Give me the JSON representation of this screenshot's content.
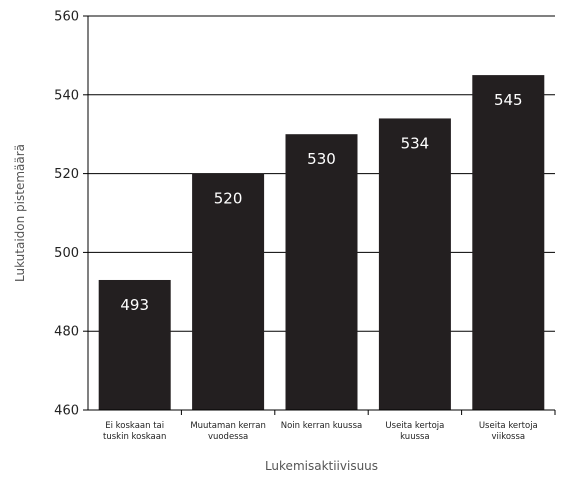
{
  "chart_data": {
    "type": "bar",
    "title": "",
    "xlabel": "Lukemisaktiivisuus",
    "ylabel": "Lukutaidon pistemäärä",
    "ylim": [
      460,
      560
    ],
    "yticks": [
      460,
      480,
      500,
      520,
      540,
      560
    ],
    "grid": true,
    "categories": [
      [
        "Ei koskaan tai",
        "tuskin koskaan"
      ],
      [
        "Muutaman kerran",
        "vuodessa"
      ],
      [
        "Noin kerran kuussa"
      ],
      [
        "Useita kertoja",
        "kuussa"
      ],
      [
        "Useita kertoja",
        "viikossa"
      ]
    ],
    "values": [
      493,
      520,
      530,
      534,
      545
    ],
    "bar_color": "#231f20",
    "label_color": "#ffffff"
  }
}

****

**PROBLEM:**
Looking at the material above, count the lines containing the string "kerran" and reply with the count alone.

**SOLVED EXERCISE:**
2